**REQUIRED TASK**
Write out the data again exactly, skipping every picture.

(Saved data entries)
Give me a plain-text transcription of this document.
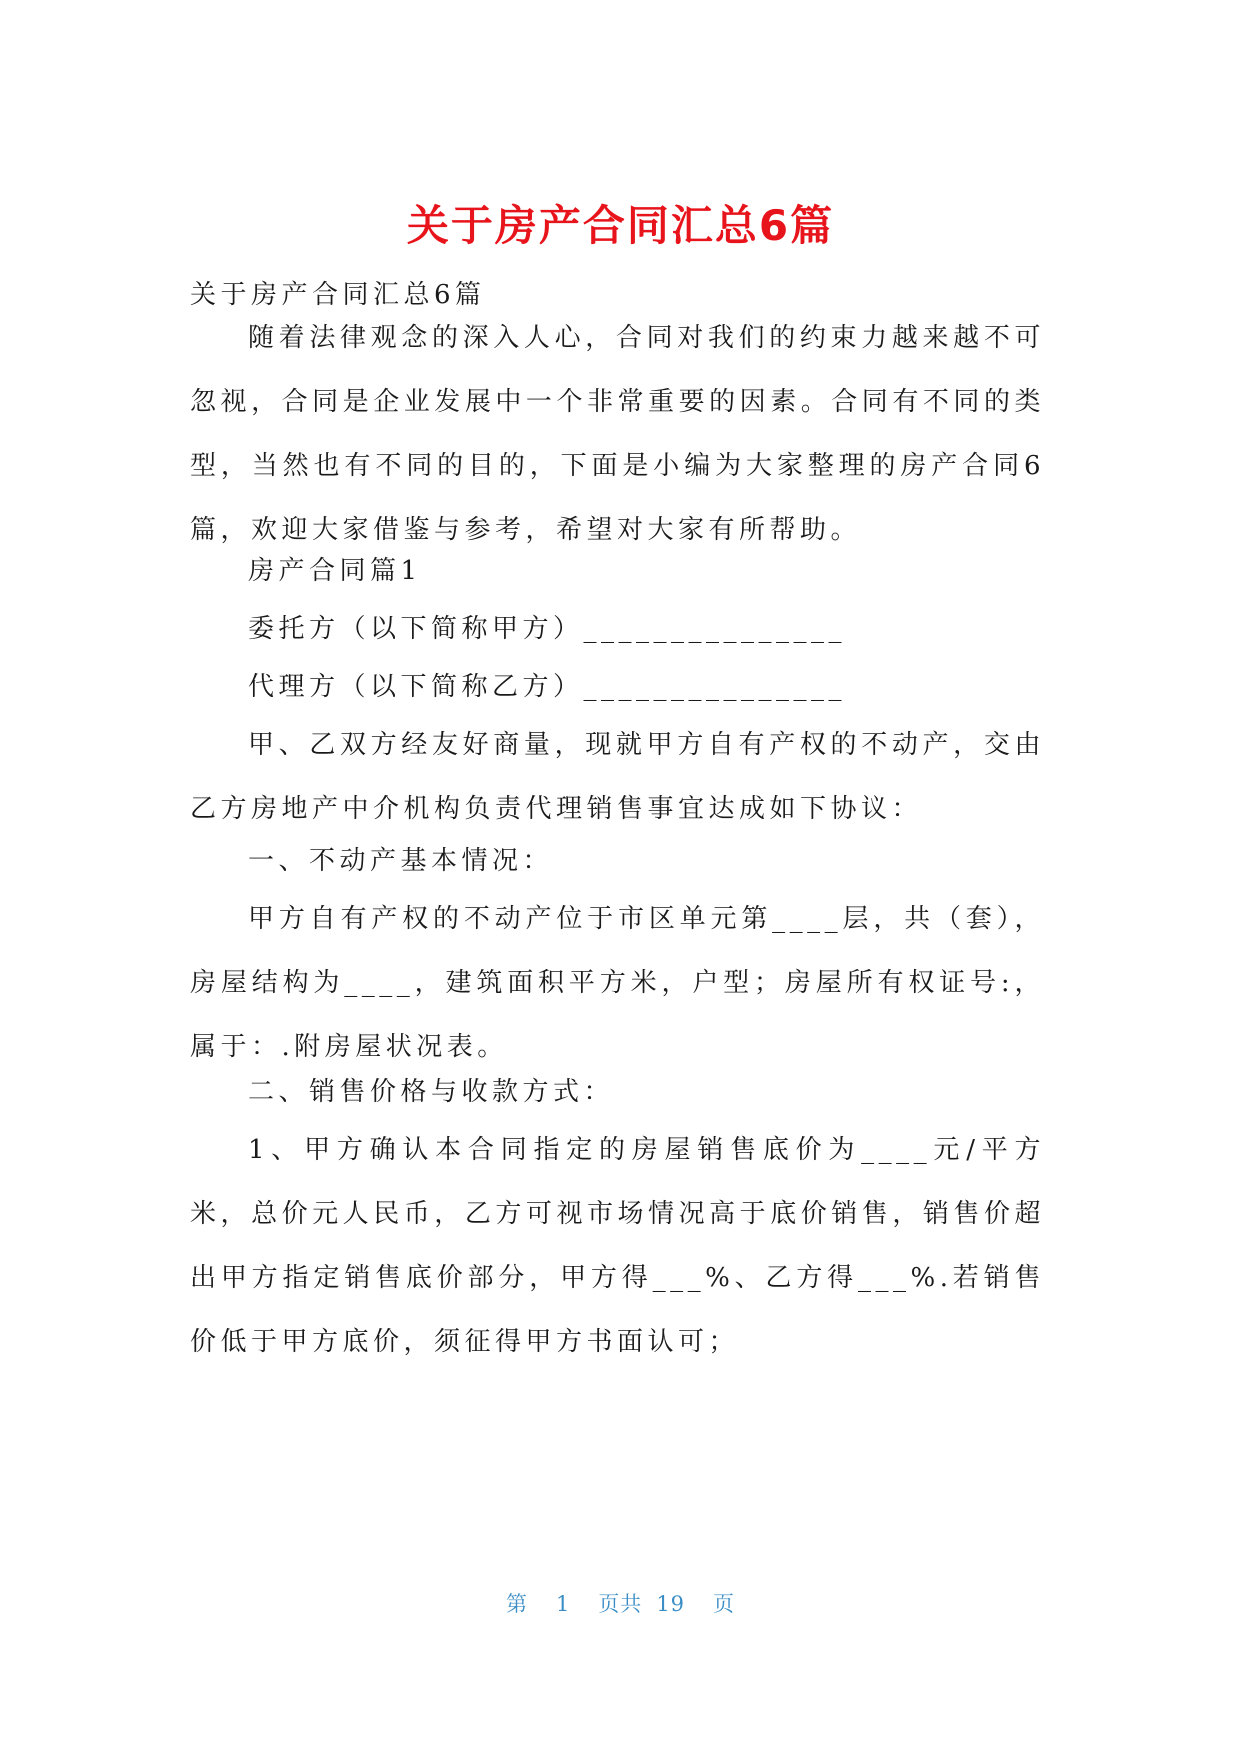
关于房产合同汇总6篇
关于房产合同汇总6篇
随着法律观念的深入人心，合同对我们的约束力越来越不可忽视，合同是企业发展中一个非常重要的因素。合同有不同的类型，当然也有不同的目的，下面是小编为大家整理的房产合同6篇，欢迎大家借鉴与参考，希望对大家有所帮助。
房产合同篇1
委托方（以下简称甲方）_______________
代理方（以下简称乙方）_______________
甲、乙双方经友好商量，现就甲方自有产权的不动产，交由乙方房地产中介机构负责代理销售事宜达成如下协议：
一、不动产基本情况：
甲方自有产权的不动产位于市区单元第____层，共（套），房屋结构为____，建筑面积平方米，户型；房屋所有权证号:，属于：.附房屋状况表。
二、销售价格与收款方式：
1、甲方确认本合同指定的房屋销售底价为____元/平方米，总价元人民币，乙方可视市场情况高于底价销售，销售价超出甲方指定销售底价部分，甲方得___%、乙方得___%.若销售价低于甲方底价，须征得甲方书面认可；
第 1 页共 19 页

**FINAL RESULT**
Give me a plain-text transcription of this document.
关于房产合同汇总6篇
关于房产合同汇总6篇
随着法律观念的深入人心，合同对我们的约束力越来越不可忽视，合同是企业发展中一个非常重要的因素。合同有不同的类型，当然也有不同的目的，下面是小编为大家整理的房产合同6篇，欢迎大家借鉴与参考，希望对大家有所帮助。
房产合同篇1
委托方（以下简称甲方）_______________
代理方（以下简称乙方）_______________
甲、乙双方经友好商量，现就甲方自有产权的不动产，交由乙方房地产中介机构负责代理销售事宜达成如下协议：
一、不动产基本情况：
甲方自有产权的不动产位于市区单元第____层，共（套），房屋结构为____，建筑面积平方米，户型；房屋所有权证号:，属于：.附房屋状况表。
二、销售价格与收款方式：
1、甲方确认本合同指定的房屋销售底价为____元/平方米，总价元人民币，乙方可视市场情况高于底价销售，销售价超出甲方指定销售底价部分，甲方得___%、乙方得___%.若销售价低于甲方底价，须征得甲方书面认可；
第 1 页共 19 页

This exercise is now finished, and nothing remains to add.